[START]
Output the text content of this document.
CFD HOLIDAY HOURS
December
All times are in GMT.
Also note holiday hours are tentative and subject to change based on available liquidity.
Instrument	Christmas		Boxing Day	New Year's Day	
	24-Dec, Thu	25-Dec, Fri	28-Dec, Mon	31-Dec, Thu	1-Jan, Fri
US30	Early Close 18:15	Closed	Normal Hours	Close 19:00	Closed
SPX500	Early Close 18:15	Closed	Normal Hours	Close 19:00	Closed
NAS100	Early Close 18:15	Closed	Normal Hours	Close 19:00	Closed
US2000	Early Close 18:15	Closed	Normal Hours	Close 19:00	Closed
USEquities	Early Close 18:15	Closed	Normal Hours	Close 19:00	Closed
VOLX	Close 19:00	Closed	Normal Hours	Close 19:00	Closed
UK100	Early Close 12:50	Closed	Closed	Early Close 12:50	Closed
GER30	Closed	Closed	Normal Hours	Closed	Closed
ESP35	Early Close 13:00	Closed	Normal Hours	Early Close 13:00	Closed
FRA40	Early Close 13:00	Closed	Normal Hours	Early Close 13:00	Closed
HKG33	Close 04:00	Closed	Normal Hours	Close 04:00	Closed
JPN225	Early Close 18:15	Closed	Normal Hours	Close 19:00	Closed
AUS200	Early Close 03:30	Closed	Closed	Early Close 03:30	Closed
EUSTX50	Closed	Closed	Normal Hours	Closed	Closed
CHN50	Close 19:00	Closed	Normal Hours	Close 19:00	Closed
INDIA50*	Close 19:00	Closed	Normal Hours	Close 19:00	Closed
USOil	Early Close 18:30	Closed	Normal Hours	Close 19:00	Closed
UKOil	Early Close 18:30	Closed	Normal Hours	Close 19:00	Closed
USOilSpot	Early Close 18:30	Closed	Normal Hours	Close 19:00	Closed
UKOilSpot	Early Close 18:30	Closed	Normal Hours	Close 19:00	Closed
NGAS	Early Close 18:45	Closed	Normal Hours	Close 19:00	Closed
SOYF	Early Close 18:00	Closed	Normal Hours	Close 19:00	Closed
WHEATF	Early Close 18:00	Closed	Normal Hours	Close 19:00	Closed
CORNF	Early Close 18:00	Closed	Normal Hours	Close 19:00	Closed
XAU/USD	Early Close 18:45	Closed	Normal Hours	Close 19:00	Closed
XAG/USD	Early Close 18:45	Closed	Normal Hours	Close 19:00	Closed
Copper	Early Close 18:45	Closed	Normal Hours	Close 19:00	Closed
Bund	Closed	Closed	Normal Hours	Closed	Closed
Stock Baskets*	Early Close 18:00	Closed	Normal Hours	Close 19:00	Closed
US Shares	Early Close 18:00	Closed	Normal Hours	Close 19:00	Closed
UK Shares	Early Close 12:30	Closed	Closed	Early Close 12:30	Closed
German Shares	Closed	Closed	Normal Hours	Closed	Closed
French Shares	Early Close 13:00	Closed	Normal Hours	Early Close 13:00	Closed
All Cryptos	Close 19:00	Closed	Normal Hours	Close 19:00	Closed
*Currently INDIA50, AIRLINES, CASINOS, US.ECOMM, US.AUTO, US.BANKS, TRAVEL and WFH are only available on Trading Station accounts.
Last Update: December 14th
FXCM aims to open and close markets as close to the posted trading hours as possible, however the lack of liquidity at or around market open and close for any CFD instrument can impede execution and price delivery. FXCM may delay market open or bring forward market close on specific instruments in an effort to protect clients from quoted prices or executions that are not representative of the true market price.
[END]
→ **Work to be completed**:
Every record above needs to be repeated word for word.

→ **Reply**:
Output the text content of this document.
CFD HOLIDAY HOURS
December
All times are in GMT.
Also note holiday hours are tentative and subject to change based on available liquidity.
Instrument	Christmas		Boxing Day	New Year's Day	
	24-Dec, Thu	25-Dec, Fri	28-Dec, Mon	31-Dec, Thu	1-Jan, Fri
US30	Early Close 18:15	Closed	Normal Hours	Close 19:00	Closed
SPX500	Early Close 18:15	Closed	Normal Hours	Close 19:00	Closed
NAS100	Early Close 18:15	Closed	Normal Hours	Close 19:00	Closed
US2000	Early Close 18:15	Closed	Normal Hours	Close 19:00	Closed
USEquities	Early Close 18:15	Closed	Normal Hours	Close 19:00	Closed
VOLX	Close 19:00	Closed	Normal Hours	Close 19:00	Closed
UK100	Early Close 12:50	Closed	Closed	Early Close 12:50	Closed
GER30	Closed	Closed	Normal Hours	Closed	Closed
ESP35	Early Close 13:00	Closed	Normal Hours	Early Close 13:00	Closed
FRA40	Early Close 13:00	Closed	Normal Hours	Early Close 13:00	Closed
HKG33	Close 04:00	Closed	Normal Hours	Close 04:00	Closed
JPN225	Early Close 18:15	Closed	Normal Hours	Close 19:00	Closed
AUS200	Early Close 03:30	Closed	Closed	Early Close 03:30	Closed
EUSTX50	Closed	Closed	Normal Hours	Closed	Closed
CHN50	Close 19:00	Closed	Normal Hours	Close 19:00	Closed
INDIA50*	Close 19:00	Closed	Normal Hours	Close 19:00	Closed
USOil	Early Close 18:30	Closed	Normal Hours	Close 19:00	Closed
UKOil	Early Close 18:30	Closed	Normal Hours	Close 19:00	Closed
USOilSpot	Early Close 18:30	Closed	Normal Hours	Close 19:00	Closed
UKOilSpot	Early Close 18:30	Closed	Normal Hours	Close 19:00	Closed
NGAS	Early Close 18:45	Closed	Normal Hours	Close 19:00	Closed
SOYF	Early Close 18:00	Closed	Normal Hours	Close 19:00	Closed
WHEATF	Early Close 18:00	Closed	Normal Hours	Close 19:00	Closed
CORNF	Early Close 18:00	Closed	Normal Hours	Close 19:00	Closed
XAU/USD	Early Close 18:45	Closed	Normal Hours	Close 19:00	Closed
XAG/USD	Early Close 18:45	Closed	Normal Hours	Close 19:00	Closed
Copper	Early Close 18:45	Closed	Normal Hours	Close 19:00	Closed
Bund	Closed	Closed	Normal Hours	Closed	Closed
Stock Baskets*	Early Close 18:00	Closed	Normal Hours	Close 19:00	Closed
US Shares	Early Close 18:00	Closed	Normal Hours	Close 19:00	Closed
UK Shares	Early Close 12:30	Closed	Closed	Early Close 12:30	Closed
German Shares	Closed	Closed	Normal Hours	Closed	Closed
French Shares	Early Close 13:00	Closed	Normal Hours	Early Close 13:00	Closed
All Cryptos	Close 19:00	Closed	Normal Hours	Close 19:00	Closed
*Currently INDIA50, AIRLINES, CASINOS, US.ECOMM, US.AUTO, US.BANKS, TRAVEL and WFH are only available on Trading Station accounts.
Last Update: December 14th
FXCM aims to open and close markets as close to the posted trading hours as possible, however the lack of liquidity at or around market open and close for any CFD instrument can impede execution and price delivery. FXCM may delay market open or bring forward market close on specific instruments in an effort to protect clients from quoted prices or executions that are not representative of the true market price.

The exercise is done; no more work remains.